● **What is required**
Locate every line in the material below that has the word "President". Copy each of those lines.

● **Saved data entries**
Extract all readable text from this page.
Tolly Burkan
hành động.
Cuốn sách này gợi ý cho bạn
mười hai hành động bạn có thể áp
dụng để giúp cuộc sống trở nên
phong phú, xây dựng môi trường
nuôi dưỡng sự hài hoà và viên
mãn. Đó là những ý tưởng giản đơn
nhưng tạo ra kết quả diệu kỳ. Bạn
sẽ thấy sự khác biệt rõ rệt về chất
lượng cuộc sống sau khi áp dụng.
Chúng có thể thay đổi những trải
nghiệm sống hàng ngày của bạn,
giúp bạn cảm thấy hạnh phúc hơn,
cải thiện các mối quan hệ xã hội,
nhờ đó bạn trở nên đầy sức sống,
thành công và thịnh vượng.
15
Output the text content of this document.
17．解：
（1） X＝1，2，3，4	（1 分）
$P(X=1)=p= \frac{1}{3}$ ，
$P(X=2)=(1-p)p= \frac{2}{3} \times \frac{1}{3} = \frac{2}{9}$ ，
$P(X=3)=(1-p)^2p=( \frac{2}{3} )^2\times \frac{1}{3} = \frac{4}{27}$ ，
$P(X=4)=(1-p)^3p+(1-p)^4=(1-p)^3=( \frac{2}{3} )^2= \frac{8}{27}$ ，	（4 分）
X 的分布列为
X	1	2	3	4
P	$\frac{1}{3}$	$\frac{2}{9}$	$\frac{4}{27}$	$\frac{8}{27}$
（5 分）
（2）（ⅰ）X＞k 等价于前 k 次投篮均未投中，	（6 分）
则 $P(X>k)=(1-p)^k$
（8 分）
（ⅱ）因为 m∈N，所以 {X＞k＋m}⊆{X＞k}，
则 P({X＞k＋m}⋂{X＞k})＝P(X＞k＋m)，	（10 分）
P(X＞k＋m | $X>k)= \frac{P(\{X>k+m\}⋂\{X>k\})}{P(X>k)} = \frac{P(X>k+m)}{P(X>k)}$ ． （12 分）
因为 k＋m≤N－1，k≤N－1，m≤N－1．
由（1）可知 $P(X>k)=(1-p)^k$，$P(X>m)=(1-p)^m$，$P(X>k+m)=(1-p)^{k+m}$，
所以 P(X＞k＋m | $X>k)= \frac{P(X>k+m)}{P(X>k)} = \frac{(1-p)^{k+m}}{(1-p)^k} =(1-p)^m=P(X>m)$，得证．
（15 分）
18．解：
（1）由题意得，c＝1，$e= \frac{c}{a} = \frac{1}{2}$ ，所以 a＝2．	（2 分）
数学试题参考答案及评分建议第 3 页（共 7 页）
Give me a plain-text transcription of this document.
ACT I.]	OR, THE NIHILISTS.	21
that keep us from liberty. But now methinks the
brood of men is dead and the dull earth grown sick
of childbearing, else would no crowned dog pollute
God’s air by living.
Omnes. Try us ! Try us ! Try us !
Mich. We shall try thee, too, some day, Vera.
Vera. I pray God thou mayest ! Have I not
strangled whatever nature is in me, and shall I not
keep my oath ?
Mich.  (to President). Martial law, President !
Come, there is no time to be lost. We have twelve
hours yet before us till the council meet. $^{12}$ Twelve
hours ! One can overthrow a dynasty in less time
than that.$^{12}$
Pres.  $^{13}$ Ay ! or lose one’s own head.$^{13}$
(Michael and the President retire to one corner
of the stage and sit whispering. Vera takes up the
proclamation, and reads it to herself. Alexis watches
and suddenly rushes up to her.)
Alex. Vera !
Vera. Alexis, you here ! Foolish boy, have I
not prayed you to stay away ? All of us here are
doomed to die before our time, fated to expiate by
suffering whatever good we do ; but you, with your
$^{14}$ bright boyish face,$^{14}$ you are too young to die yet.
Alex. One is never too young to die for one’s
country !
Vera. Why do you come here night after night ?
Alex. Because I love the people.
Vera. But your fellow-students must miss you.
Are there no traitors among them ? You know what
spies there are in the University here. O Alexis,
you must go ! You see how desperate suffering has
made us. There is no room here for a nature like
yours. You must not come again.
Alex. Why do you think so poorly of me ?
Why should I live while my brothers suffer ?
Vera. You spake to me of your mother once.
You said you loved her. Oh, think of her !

● **Written solution**
Mich.  (to President). Martial law, President !
(Michael and the President retire to one corner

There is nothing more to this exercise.